**Record list**:

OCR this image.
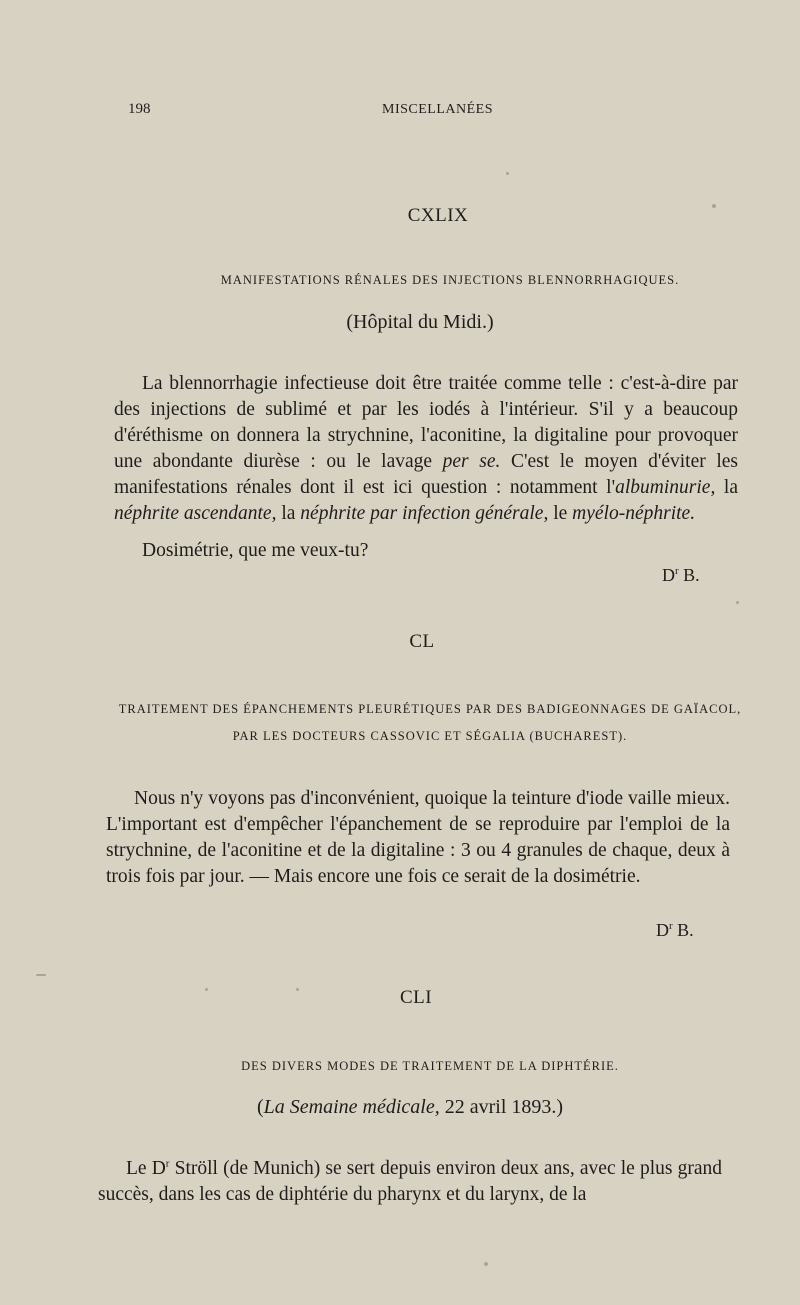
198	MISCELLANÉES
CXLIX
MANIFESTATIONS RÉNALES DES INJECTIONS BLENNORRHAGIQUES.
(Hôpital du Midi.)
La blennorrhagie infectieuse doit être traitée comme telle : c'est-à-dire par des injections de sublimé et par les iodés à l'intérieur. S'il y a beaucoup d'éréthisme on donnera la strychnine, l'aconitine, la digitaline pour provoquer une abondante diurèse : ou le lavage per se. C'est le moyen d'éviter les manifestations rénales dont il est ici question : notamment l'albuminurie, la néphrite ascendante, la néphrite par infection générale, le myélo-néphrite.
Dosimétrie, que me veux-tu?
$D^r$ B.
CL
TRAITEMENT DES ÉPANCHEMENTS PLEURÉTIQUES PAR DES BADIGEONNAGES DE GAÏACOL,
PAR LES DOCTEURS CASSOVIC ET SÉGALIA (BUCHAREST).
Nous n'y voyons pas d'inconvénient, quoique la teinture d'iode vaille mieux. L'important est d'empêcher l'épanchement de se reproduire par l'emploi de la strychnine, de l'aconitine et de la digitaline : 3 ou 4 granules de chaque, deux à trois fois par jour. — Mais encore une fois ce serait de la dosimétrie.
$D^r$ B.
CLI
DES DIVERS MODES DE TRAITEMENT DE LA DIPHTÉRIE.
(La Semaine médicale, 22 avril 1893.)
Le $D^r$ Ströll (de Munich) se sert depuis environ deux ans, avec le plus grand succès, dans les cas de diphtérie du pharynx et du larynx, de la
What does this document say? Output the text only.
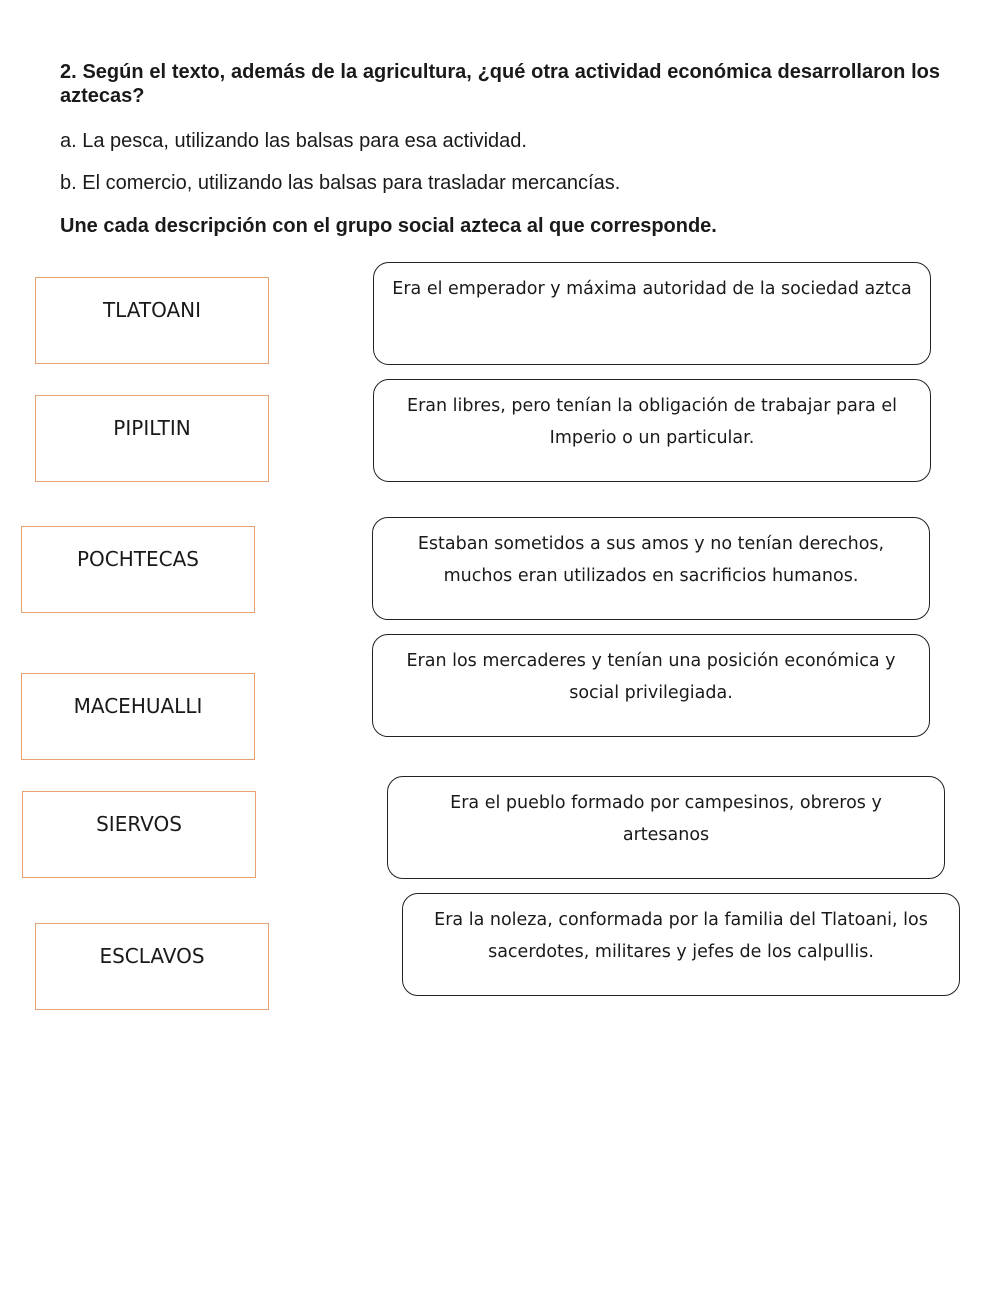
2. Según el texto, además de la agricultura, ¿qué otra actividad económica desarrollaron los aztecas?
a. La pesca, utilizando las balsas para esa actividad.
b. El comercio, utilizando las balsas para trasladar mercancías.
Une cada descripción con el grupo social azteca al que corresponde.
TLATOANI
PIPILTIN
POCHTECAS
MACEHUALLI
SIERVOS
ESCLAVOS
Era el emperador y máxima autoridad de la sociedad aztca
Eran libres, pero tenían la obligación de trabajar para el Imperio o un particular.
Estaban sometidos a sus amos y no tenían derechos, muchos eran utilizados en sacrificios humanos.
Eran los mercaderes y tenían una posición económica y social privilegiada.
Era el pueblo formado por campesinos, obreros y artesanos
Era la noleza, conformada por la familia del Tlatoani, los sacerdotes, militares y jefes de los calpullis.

**Task instructions**:
Where a line above holds the string "utilizando", show that line.

**Response below**:
a. La pesca, utilizando las balsas para esa actividad.
b. El comercio, utilizando las balsas para trasladar mercancías.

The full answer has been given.